• **The problem**: List all the lines in these records that hold "selfie".

*****

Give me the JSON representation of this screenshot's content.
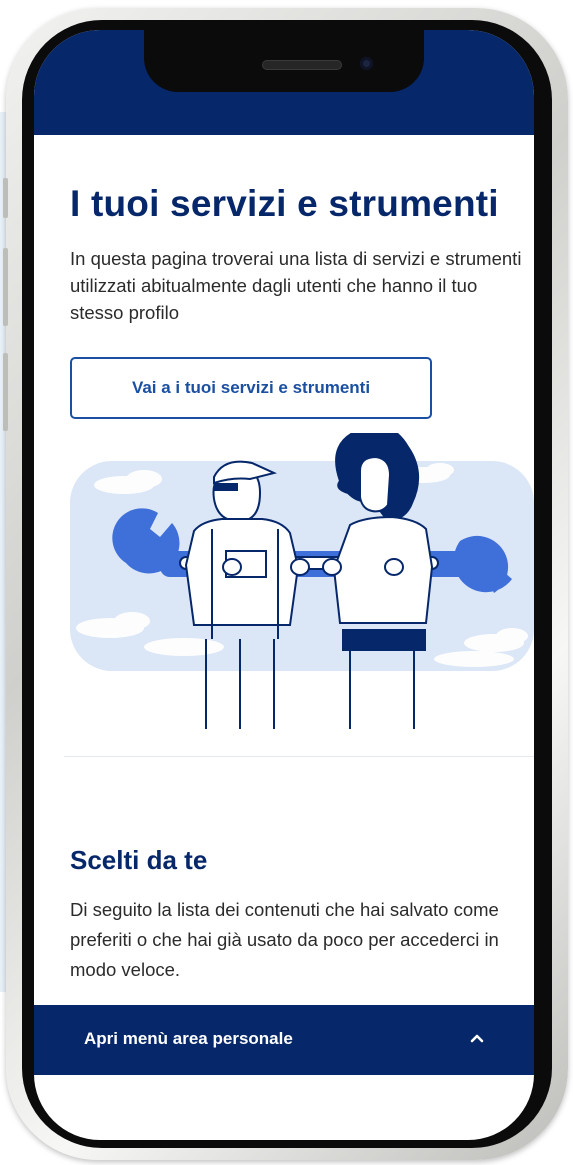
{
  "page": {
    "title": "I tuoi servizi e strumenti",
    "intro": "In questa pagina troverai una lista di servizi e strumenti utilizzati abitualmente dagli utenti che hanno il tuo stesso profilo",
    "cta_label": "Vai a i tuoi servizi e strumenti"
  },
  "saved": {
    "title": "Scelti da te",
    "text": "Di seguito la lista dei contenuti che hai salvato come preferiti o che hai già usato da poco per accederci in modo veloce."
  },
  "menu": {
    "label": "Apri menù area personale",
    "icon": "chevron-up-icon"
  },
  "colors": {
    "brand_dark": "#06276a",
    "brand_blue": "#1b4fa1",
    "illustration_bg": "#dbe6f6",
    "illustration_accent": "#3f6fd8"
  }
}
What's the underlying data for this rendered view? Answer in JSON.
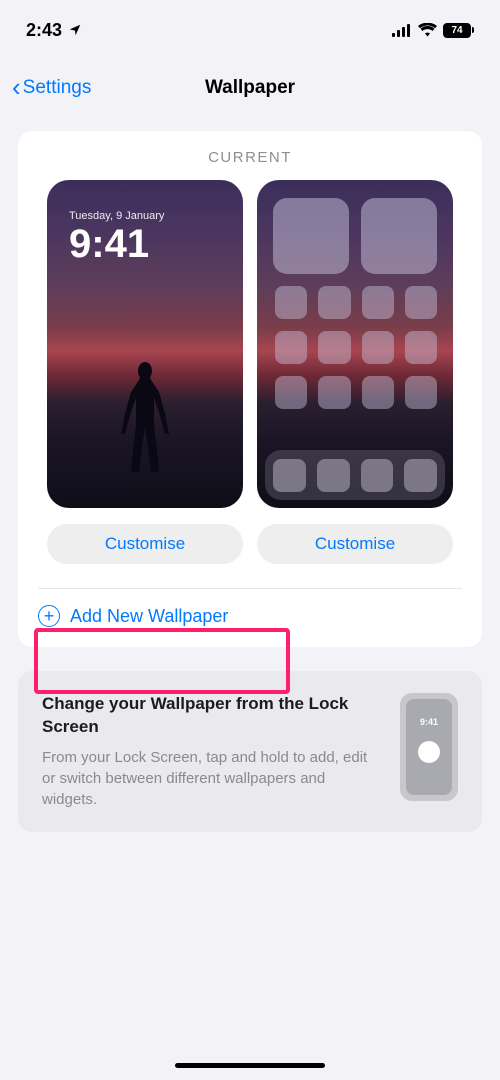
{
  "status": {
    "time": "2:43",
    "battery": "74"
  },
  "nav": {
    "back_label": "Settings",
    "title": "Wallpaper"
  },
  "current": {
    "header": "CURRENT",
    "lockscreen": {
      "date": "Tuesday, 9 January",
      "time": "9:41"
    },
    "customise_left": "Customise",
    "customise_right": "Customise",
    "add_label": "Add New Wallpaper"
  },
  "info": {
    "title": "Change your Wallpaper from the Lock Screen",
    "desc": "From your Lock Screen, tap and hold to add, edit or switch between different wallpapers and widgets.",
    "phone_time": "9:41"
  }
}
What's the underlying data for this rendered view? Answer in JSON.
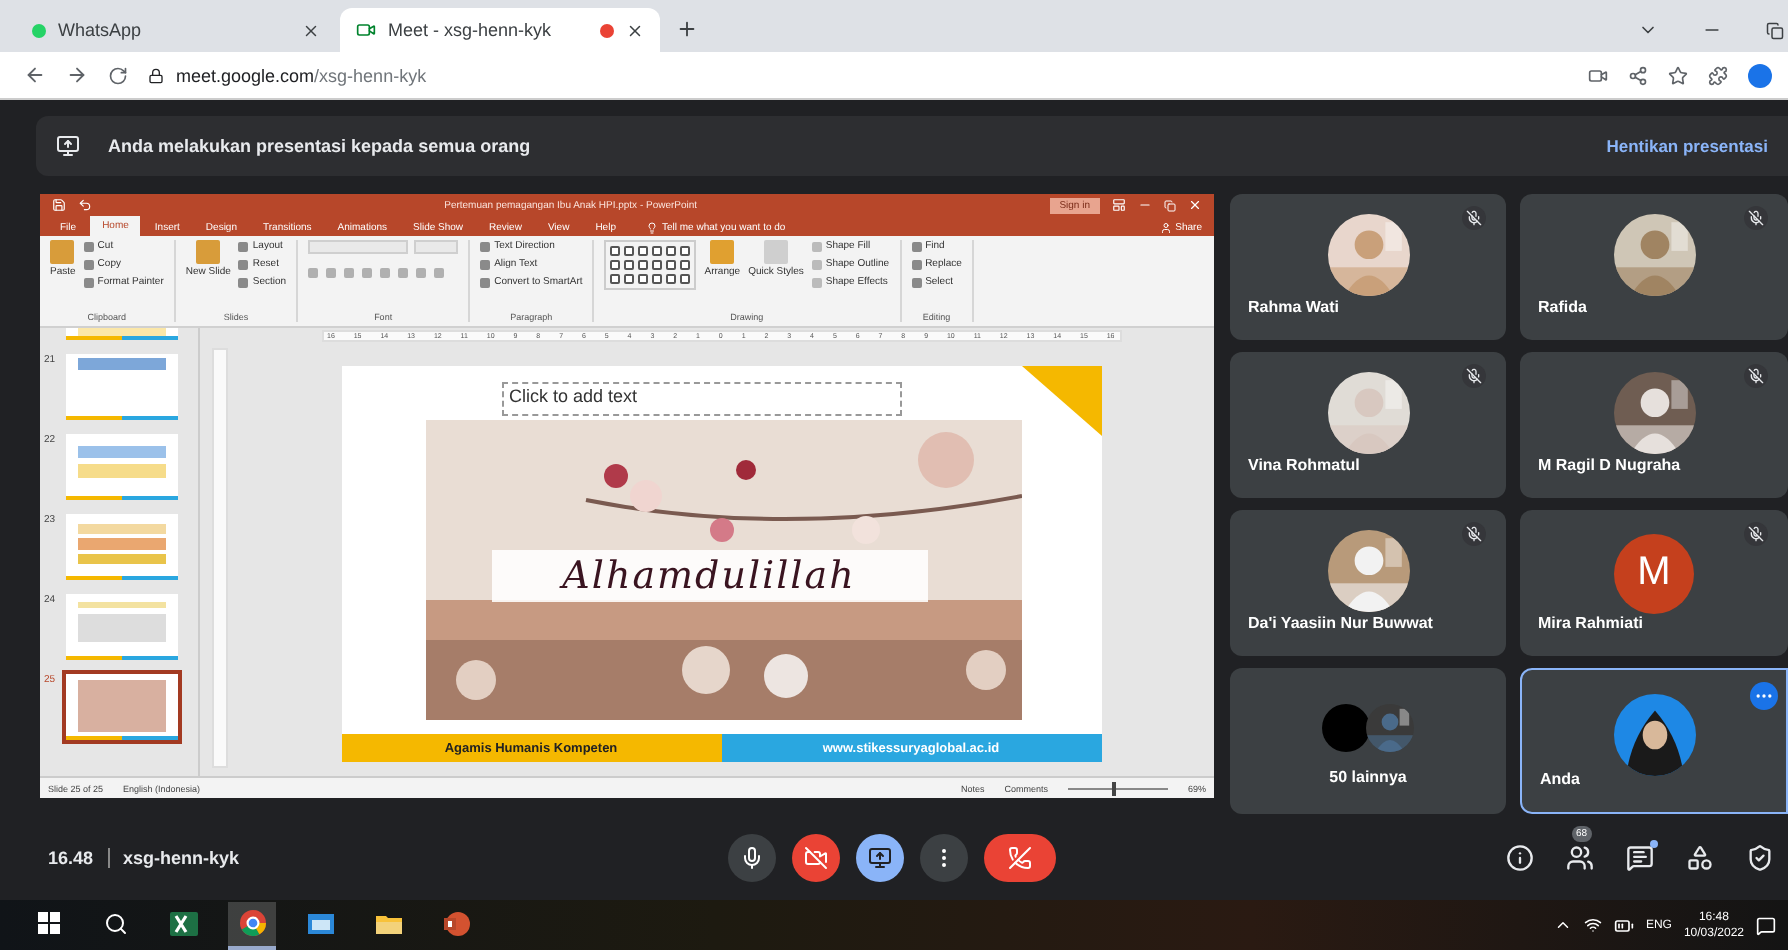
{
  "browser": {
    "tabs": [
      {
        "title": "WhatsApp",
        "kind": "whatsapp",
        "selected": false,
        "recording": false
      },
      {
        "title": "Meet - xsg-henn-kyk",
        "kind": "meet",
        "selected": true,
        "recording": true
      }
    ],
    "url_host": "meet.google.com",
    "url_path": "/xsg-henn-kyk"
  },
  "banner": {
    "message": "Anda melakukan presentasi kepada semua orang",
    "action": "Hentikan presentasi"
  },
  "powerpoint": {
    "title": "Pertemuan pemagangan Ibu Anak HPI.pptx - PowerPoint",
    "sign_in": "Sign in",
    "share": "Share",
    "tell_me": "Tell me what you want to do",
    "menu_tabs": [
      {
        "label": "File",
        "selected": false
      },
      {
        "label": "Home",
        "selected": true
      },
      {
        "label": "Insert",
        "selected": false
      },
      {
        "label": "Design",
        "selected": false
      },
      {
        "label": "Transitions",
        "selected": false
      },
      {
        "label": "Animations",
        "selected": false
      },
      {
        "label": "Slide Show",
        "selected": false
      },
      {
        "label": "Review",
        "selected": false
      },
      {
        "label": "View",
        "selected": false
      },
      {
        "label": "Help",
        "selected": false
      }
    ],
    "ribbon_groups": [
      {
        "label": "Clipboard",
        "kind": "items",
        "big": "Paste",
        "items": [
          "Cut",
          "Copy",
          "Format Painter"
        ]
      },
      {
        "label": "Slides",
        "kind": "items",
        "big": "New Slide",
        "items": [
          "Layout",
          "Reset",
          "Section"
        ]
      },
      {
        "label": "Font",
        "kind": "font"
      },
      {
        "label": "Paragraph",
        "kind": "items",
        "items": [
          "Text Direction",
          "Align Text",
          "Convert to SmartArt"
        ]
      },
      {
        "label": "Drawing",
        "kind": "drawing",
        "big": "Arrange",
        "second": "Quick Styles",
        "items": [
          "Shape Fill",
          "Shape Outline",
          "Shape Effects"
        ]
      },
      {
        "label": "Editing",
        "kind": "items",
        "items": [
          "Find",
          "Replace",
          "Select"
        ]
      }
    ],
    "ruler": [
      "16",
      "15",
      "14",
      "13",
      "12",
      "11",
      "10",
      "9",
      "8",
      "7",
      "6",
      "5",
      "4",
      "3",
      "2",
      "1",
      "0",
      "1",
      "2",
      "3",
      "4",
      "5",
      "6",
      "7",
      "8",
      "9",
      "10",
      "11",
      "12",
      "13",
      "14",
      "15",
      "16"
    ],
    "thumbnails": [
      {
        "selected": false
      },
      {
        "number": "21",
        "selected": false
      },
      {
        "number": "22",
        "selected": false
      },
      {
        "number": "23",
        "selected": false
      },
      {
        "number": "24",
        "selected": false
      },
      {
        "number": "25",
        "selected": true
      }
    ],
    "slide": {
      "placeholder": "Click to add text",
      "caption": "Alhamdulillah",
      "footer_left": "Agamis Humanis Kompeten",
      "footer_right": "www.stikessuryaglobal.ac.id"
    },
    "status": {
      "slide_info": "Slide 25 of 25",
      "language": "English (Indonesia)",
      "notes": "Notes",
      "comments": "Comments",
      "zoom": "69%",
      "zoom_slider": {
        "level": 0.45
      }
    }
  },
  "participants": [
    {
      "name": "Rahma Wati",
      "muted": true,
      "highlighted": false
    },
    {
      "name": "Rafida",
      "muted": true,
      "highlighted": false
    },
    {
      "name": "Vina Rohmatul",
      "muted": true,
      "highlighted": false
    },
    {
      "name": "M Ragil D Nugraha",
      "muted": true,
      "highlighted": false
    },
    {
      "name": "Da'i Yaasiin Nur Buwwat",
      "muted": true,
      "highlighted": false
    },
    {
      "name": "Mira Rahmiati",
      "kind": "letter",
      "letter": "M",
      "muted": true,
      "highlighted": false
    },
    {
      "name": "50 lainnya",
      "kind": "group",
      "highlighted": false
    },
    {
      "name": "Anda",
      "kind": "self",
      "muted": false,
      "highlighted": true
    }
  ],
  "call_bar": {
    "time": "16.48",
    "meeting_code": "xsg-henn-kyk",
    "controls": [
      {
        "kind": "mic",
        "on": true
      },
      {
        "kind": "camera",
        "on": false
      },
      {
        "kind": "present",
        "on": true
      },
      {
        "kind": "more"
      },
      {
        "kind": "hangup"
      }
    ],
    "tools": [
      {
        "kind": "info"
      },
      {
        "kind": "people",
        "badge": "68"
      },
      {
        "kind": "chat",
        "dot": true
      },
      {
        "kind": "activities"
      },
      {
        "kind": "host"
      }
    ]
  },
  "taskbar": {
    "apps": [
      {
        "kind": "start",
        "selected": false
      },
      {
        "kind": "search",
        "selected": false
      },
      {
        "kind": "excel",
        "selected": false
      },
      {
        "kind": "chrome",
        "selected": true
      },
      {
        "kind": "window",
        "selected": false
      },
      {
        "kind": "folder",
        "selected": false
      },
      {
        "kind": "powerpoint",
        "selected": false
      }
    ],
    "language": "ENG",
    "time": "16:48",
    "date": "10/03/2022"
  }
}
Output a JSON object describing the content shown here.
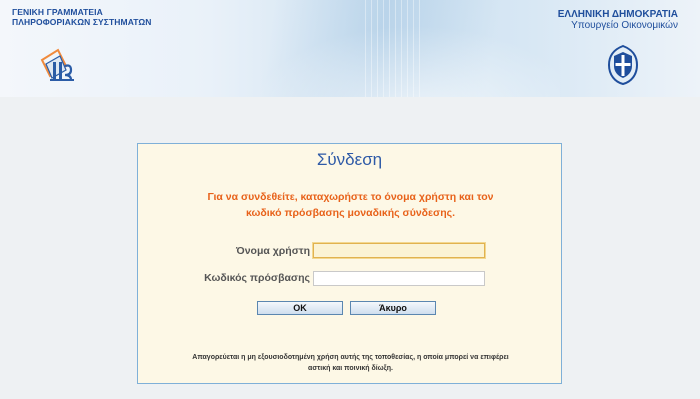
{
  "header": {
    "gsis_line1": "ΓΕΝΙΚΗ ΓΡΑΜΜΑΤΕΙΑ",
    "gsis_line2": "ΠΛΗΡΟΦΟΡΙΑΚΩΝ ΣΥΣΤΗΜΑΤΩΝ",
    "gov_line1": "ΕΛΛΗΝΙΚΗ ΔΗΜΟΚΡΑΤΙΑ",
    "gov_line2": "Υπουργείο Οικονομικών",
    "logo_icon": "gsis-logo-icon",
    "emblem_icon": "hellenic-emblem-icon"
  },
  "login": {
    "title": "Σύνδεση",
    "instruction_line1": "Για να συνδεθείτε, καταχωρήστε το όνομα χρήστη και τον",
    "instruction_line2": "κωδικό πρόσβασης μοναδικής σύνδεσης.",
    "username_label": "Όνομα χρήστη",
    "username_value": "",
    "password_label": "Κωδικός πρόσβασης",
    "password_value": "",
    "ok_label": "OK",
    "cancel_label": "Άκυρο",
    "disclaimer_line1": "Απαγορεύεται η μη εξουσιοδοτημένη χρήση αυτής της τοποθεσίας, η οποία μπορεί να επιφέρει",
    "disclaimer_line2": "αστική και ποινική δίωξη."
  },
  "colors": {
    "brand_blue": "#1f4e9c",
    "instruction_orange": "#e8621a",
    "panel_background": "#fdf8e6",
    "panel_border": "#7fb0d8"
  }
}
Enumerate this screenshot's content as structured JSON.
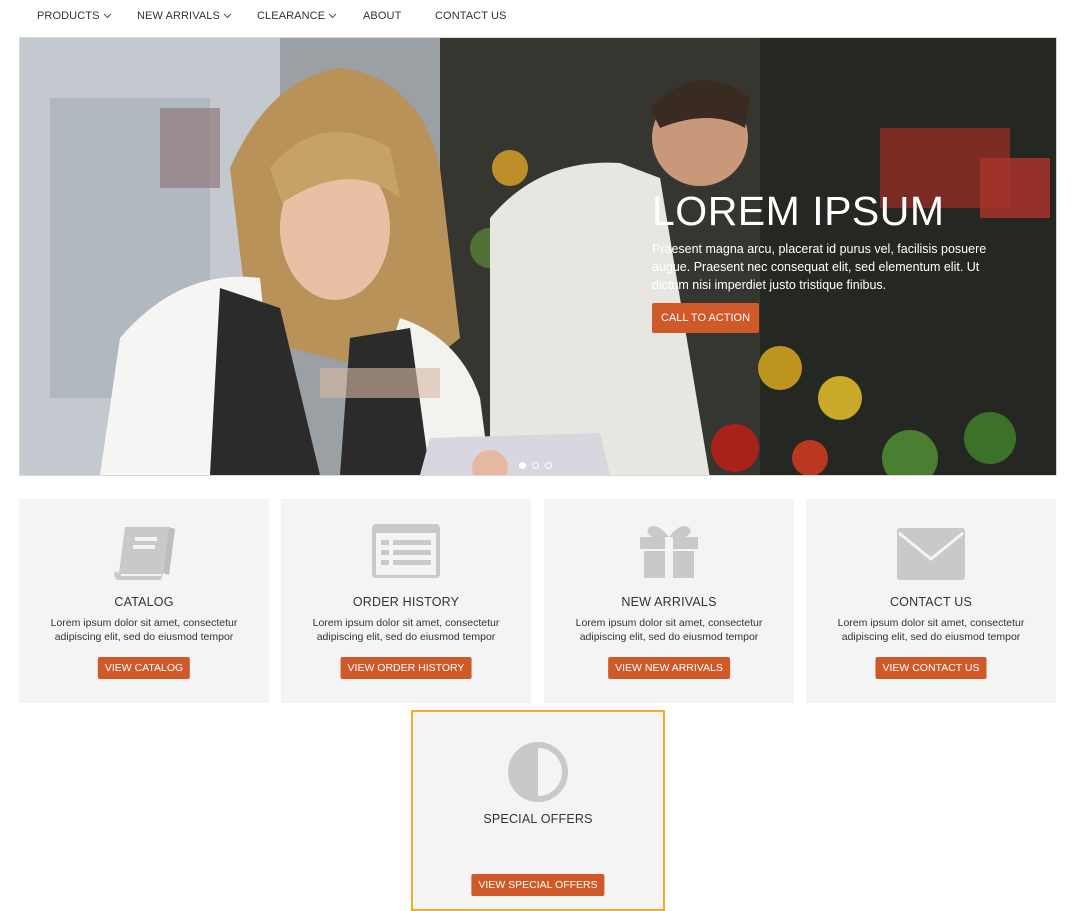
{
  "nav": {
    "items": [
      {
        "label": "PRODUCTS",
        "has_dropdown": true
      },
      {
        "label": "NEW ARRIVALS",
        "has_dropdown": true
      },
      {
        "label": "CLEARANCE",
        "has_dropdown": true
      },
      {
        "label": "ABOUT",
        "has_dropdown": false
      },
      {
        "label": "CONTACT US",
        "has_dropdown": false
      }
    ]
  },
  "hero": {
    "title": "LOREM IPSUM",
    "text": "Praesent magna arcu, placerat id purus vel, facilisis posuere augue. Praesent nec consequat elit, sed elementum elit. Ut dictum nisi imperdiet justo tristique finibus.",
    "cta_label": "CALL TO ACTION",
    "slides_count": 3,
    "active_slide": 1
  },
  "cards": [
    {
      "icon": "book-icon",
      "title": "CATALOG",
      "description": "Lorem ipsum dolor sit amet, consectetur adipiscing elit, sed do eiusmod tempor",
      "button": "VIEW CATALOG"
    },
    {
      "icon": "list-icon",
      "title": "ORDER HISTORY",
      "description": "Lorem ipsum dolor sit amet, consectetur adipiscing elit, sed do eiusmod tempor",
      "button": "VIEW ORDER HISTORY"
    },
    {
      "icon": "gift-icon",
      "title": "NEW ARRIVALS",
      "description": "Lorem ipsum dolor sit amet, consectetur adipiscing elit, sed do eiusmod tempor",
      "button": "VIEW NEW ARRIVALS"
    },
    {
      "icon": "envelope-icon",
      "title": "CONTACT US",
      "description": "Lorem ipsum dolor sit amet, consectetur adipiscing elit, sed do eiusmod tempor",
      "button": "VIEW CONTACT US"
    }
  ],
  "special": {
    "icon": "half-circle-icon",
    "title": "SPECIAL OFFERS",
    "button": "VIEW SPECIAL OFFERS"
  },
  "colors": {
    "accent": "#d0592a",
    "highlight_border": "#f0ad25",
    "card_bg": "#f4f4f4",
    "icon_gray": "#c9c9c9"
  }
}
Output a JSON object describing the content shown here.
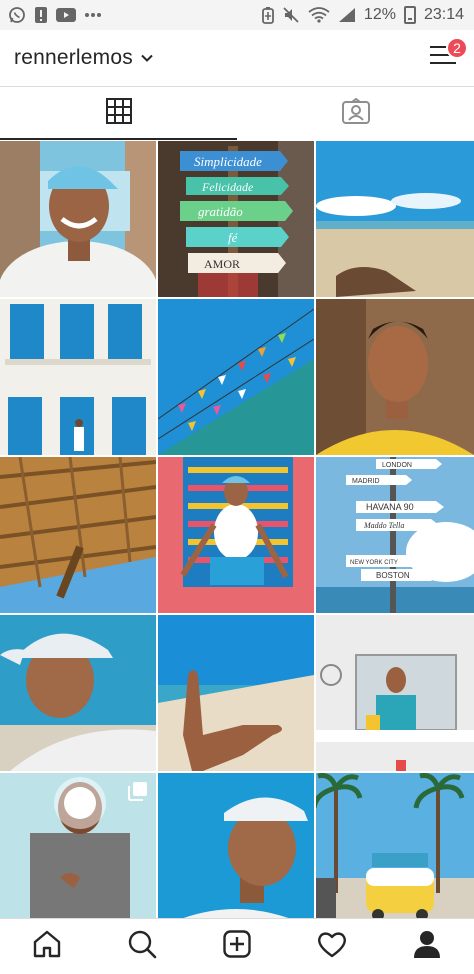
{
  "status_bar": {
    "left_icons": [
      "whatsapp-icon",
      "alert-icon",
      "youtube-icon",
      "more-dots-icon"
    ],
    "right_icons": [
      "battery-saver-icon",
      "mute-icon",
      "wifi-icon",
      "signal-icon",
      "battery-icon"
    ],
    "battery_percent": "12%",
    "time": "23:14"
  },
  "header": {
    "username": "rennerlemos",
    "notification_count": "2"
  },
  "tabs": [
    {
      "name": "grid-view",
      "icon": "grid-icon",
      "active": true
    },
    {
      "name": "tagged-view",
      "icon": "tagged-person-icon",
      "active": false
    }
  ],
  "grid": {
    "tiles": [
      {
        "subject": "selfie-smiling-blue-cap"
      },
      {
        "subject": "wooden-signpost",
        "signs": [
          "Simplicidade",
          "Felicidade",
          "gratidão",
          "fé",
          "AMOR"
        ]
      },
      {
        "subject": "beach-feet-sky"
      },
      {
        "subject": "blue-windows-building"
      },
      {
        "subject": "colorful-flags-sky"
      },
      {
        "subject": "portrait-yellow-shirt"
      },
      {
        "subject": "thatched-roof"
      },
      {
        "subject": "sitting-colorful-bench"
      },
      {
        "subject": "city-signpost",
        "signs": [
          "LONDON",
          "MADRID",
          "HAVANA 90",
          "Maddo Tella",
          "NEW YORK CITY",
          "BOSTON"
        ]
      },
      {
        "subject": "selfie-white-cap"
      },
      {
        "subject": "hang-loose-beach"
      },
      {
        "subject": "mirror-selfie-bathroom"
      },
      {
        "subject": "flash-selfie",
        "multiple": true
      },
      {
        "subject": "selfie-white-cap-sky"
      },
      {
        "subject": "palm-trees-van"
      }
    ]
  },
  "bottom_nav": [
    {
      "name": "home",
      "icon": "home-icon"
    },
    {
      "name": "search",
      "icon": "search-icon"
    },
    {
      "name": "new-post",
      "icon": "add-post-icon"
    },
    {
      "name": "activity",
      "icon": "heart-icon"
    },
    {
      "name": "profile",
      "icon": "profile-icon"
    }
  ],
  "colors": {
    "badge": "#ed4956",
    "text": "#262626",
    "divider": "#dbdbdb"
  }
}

*****

• **Response**:
        "subject": "selfie-smiling-blue-cap"
        "subject": "selfie-white-cap"
        "subject": "mirror-selfie-bathroom"
        "subject": "flash-selfie",
        "subject": "selfie-white-cap-sky"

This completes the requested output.